**本文抜粋:**
● ● ● ● ●
瀧廉太郎 写真提供:瀧廉太郎記念館
山田耕筰 写真提供:日本楽劇協会
作曲家 千住明
瀧廉太郎と山田耕筰。日本の音楽黎明期と言われる時代に登場し、今なお口ずさまれる名曲を残した巨匠です。桜咲く春の情景が、美しいハーモニーで歌われる「花」。瀧廉太郎が、この曲を世に発表したのは20世紀を迎えようとしていた明治33(1900)年のことでした。開国以来、急速に取り入れられた西洋文化は、音楽の世界にも変革をもたらしていました。邦楽、民謡などに代わり、ドレミの音階や洋楽器がやって来て新しい西洋的な音の響きが人々に広まりつつあった日本。そんな過渡期であり現在に続く音楽の黎明期に新しい「日本のうた」の方向性を打ち出そうとした歌でもあったといいます。いっぽう山田耕筰。瀧と同じ明治時代に音楽の道を歩み始め、東京音楽学校の後輩にもあたります。いち早く世界に飛び出し、交響曲、オペラなどを学んでいた山田耕筰。そんな山田が、瀧の「花」から25年後に発表したのが「からたちの花」でした。優しく、語りかけてくるような旋律が深い印象を残す名曲。それは世界を知る巨匠が「日本語のうた」とは何かを考えた集大成でもありました。100年近い歳月が過ぎてなお歌い継がれる「日本の歌」。その魅力に迫ります。
● ● ● ● ●
**設問:**
A) 本文によると、瀧廉太郎が「花」を世に発表したのは何年ですか。
B) 本文によれば、「花」が発表されたころの日本が音楽の過渡期にあったのはなぜですか。本文の説明にもとづいて述べなさい。
C) 本文のうち、「瀧廉太郎 写真提供:瀧廉太郎記念館」で始まり「の歌」。その魅力に迫ります。」までの部分を、一字も変えずに書き写しなさい。
この後に続く一覧は、本文とは別の出典から採られたものです。

コレクションから抽出したデータ:
● ● ● ● ●
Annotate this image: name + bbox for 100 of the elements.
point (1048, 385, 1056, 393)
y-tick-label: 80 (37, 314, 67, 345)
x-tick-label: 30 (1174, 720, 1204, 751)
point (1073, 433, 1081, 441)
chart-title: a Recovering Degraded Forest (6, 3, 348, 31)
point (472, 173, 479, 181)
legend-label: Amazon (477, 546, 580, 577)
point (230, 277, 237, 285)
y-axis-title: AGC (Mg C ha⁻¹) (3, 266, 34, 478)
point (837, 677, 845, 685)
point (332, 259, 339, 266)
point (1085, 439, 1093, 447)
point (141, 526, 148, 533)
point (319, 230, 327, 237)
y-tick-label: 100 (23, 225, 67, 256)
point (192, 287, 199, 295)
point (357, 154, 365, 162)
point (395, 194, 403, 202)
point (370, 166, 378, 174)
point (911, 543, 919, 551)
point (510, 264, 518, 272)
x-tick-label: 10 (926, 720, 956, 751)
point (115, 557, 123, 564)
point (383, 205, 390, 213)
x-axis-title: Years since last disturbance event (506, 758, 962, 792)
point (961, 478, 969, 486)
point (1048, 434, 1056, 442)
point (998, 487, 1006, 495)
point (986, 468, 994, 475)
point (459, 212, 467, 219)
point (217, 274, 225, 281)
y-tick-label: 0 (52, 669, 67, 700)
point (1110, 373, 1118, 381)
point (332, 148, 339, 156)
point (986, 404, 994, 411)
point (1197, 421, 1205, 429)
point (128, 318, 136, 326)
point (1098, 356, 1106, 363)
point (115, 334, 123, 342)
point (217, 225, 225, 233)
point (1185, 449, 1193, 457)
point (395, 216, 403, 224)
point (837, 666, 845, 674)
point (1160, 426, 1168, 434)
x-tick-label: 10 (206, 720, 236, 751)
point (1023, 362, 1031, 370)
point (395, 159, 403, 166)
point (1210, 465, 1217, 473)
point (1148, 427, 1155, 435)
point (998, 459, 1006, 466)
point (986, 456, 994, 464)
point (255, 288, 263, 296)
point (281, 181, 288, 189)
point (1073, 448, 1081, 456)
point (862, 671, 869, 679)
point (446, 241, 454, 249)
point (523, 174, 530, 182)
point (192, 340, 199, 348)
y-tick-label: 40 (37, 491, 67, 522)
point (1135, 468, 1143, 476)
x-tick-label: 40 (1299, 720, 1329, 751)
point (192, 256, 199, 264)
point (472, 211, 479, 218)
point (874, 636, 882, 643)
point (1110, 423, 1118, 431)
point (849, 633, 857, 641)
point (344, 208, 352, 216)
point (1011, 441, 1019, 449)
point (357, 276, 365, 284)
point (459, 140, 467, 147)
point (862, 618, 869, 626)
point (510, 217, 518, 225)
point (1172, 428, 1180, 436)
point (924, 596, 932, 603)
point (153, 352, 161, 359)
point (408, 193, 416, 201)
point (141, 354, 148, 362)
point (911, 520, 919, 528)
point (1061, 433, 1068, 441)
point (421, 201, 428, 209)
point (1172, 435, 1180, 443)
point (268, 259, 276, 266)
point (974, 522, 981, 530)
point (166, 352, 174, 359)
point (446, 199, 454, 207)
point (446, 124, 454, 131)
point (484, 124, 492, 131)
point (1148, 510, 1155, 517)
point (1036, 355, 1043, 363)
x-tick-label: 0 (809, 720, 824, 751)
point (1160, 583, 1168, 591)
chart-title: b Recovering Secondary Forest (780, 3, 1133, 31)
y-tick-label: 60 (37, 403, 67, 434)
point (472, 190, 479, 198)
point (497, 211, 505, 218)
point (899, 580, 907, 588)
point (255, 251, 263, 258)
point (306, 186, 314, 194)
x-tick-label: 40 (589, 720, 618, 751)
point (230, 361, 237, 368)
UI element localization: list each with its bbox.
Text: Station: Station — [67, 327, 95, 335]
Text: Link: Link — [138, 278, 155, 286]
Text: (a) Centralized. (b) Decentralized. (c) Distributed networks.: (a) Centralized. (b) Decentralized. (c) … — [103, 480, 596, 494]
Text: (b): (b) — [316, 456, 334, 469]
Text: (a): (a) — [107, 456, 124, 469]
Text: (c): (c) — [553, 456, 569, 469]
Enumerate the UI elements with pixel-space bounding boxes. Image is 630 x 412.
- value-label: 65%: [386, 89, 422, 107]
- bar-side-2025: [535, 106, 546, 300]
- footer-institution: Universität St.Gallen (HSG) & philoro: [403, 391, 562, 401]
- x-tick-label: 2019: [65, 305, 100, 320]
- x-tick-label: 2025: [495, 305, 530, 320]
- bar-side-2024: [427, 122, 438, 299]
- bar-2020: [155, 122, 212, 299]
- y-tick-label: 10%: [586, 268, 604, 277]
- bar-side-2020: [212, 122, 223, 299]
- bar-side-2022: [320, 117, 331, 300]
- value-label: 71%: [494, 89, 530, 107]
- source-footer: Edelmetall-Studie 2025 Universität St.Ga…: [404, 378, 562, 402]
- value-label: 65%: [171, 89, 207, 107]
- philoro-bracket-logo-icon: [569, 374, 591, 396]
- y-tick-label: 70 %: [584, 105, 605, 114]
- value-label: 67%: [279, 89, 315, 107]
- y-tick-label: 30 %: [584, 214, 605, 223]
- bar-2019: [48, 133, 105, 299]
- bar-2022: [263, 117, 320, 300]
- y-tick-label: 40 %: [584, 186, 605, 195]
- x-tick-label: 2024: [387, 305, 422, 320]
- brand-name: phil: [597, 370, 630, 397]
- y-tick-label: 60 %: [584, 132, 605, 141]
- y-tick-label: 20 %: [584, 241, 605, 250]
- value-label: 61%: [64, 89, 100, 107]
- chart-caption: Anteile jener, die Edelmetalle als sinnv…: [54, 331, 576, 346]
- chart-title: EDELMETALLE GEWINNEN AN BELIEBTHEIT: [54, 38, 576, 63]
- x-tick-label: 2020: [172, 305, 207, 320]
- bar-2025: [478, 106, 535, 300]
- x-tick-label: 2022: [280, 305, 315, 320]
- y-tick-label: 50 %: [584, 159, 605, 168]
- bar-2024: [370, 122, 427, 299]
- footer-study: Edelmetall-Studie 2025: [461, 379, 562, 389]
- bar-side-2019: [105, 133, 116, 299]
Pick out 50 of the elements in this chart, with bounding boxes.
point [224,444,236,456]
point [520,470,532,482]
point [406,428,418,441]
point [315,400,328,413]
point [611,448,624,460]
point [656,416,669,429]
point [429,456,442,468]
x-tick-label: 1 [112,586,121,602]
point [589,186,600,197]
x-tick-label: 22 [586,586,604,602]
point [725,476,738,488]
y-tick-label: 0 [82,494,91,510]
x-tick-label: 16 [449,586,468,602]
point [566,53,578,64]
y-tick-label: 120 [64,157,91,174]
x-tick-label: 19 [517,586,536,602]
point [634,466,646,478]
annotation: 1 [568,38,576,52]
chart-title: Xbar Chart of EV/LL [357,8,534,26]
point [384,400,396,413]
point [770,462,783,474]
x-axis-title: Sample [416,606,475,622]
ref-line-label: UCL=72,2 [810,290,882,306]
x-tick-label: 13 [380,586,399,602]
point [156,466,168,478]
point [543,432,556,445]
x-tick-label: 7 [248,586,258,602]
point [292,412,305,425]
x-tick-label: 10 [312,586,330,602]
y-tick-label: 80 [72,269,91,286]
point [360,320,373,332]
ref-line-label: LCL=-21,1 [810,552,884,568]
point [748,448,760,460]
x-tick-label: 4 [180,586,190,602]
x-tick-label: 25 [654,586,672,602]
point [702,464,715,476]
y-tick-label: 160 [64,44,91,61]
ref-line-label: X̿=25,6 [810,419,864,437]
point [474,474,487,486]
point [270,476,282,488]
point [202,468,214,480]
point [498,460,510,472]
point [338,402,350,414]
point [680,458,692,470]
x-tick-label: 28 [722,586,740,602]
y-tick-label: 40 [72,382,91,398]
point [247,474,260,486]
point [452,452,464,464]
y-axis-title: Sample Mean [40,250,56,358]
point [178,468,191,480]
● ● ● ● ●
**解答:**
A) 明治33(1900)年です。

B) 開国以来、急速に取り入れられた西洋文化が音楽の世界にも変革をもたらしていたからです。邦楽や民謡などに代わってドレミの音階や洋楽器がやって来て、新しい西洋的な音の響きが人々に広まりつつありました。

C)
瀧廉太郎 写真提供:瀧廉太郎記念館
山田耕筰 写真提供:日本楽劇協会
作曲家 千住明
瀧廉太郎と山田耕筰。日本の音楽黎明期と言われる時代に登場し、今なお口ずさまれる名曲を残した巨匠です。桜咲く春の情景が、美しいハーモニーで歌われる「花」。瀧廉太郎が、この曲を世に発表したのは20世紀を迎えようとしていた明治33(1900)年のことでした。開国以来、急速に取り入れられた西洋文化は、音楽の世界にも変革をもたらしていました。邦楽、民謡などに代わり、ドレミの音階や洋楽器がやって来て新しい西洋的な音の響きが人々に広まりつつあった日本。そんな過渡期であり現在に続く音楽の黎明期に新しい「日本のうた」の方向性を打ち出そうとした歌でもあったといいます。いっぽう山田耕筰。瀧と同じ明治時代に音楽の道を歩み始め、東京音楽学校の後輩にもあたります。いち早く世界に飛び出し、交響曲、オペラなどを学んでいた山田耕筰。そんな山田が、瀧の「花」から25年後に発表したのが「からたちの花」でした。優しく、語りかけてくるような旋律が深い印象を残す名曲。それは世界を知る巨匠が「日本語のうた」とは何かを考えた集大成でもありました。100年近い歳月が過ぎてなお歌い継がれる「日本の歌」。その魅力に迫ります。